**EXERCISE BRIEF**: Read through the data and report every line in which the word "with" occurs.

____________________

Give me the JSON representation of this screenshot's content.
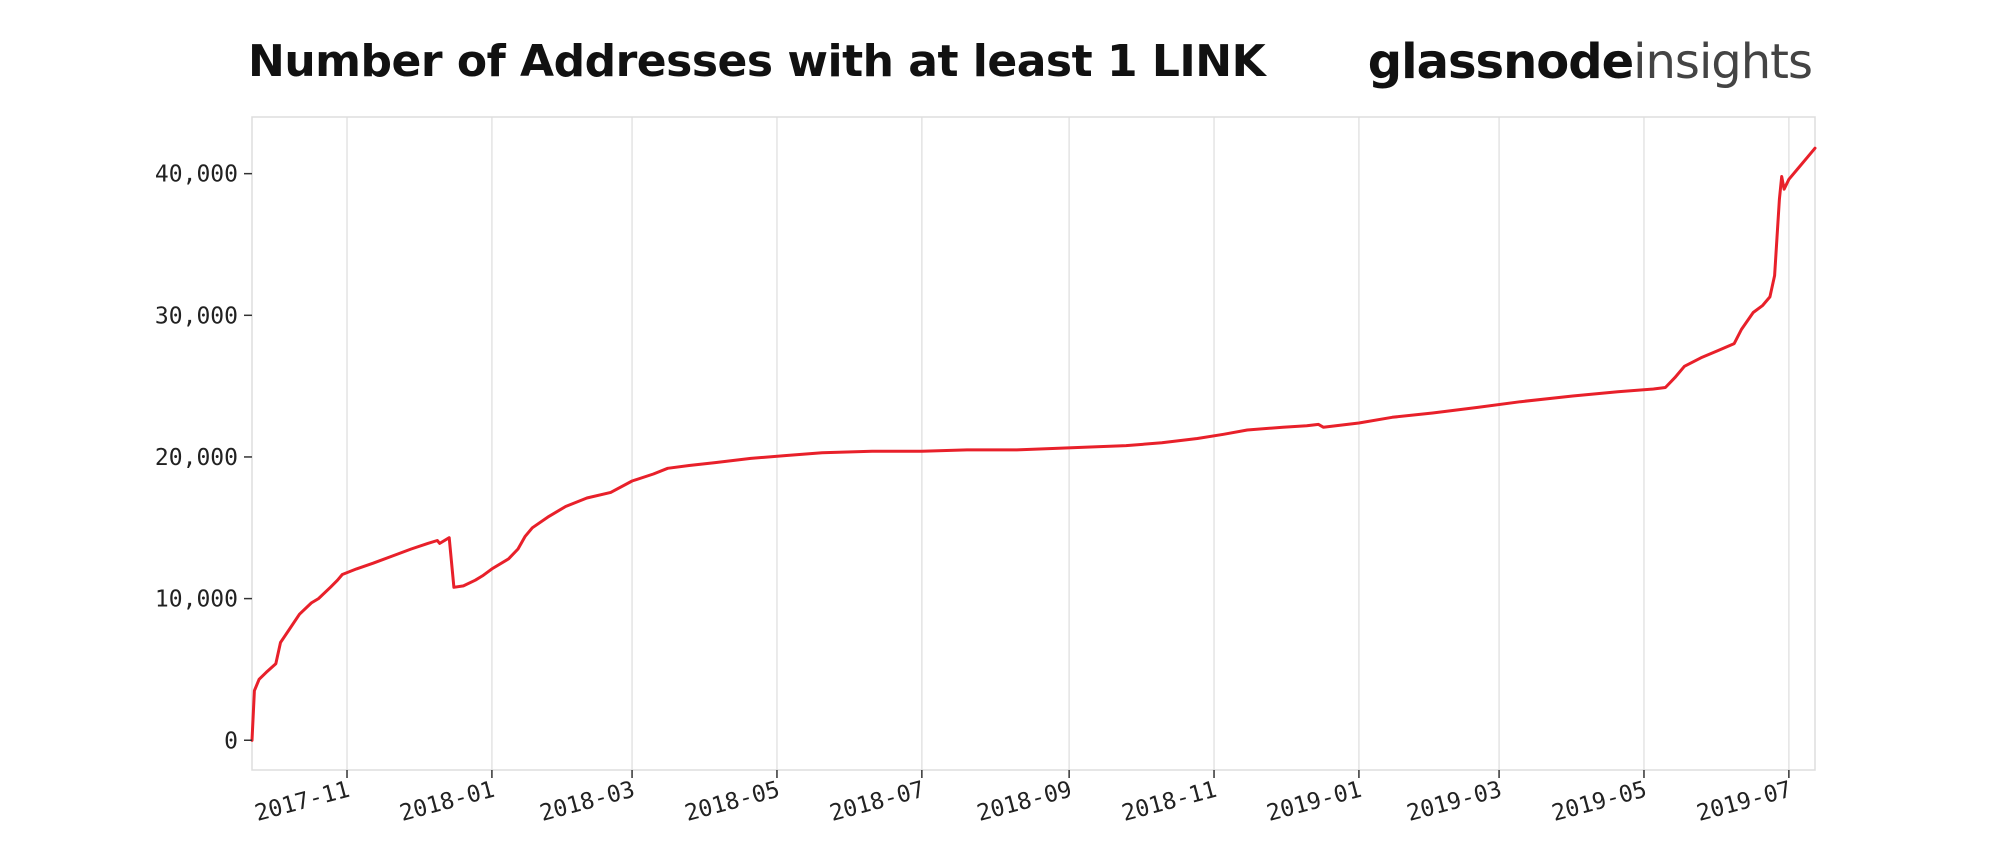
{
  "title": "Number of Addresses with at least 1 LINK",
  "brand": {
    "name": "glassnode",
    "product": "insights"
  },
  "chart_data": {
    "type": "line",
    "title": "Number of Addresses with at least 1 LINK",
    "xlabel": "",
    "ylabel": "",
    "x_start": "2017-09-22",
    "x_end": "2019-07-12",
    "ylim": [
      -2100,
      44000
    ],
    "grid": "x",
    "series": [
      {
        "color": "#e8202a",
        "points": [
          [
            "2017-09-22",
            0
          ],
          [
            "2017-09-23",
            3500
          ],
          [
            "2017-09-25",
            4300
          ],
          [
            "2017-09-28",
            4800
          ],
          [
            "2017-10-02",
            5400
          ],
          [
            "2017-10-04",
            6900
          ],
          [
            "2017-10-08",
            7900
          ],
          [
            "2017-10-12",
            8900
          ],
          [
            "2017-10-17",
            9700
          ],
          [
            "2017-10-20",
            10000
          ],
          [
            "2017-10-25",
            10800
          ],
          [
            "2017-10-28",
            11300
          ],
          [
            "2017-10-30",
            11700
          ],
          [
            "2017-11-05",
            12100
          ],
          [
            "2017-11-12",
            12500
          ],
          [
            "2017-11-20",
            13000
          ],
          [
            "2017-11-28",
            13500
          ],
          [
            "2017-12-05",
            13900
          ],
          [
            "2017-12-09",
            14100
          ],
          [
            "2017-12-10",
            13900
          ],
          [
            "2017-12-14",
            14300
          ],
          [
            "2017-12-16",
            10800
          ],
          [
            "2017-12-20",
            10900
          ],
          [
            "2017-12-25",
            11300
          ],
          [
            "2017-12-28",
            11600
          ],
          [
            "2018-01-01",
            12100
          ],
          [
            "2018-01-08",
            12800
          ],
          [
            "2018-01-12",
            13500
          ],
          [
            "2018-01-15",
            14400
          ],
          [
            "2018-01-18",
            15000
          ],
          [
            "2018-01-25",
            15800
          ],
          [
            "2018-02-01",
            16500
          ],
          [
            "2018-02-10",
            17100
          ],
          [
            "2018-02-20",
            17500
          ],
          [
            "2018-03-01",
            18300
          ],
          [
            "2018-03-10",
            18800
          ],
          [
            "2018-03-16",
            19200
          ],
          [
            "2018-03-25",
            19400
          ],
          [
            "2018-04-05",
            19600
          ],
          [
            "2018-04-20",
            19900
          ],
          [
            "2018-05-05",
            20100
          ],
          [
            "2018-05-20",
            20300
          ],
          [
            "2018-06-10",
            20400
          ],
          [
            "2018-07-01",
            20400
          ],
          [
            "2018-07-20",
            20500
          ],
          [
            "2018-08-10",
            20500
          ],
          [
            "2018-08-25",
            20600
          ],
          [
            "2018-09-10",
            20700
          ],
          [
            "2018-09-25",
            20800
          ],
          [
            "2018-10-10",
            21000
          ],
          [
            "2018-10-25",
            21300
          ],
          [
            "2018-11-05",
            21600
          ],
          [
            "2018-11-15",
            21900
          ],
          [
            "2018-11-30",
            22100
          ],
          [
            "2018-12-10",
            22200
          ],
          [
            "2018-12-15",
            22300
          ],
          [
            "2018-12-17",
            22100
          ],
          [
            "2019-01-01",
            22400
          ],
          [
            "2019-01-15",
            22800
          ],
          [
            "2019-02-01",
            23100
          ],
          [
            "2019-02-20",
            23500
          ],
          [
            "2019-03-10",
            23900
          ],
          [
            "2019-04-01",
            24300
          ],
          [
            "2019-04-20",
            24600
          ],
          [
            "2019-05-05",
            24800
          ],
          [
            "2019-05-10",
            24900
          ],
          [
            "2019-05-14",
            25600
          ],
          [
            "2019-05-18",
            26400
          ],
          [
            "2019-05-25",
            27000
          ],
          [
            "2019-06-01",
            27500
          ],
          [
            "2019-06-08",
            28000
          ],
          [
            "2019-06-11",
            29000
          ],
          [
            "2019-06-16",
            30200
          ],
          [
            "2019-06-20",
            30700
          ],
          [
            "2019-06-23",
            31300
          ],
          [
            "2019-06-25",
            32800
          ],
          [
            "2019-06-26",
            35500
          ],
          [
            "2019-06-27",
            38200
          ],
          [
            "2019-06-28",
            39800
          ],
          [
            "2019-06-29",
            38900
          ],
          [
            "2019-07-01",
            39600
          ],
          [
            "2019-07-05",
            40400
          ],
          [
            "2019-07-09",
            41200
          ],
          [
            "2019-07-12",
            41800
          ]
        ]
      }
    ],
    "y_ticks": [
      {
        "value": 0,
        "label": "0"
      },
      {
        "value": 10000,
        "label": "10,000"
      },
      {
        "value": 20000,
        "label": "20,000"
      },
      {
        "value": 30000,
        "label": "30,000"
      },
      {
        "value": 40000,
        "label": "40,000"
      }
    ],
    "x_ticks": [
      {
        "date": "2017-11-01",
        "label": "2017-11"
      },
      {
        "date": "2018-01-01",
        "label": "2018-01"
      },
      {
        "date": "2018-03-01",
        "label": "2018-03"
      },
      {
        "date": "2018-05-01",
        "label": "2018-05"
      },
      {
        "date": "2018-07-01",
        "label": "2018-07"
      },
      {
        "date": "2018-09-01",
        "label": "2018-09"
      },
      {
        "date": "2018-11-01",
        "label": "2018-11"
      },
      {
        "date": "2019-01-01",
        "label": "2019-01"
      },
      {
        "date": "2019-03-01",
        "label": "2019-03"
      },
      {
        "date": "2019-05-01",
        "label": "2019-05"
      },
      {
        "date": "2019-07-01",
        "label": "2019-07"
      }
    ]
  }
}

____________________

**ANSWER FOR THE TASK**:
  "title": "Number of Addresses with at least 1 LINK",
    "title": "Number of Addresses with at least 1 LINK",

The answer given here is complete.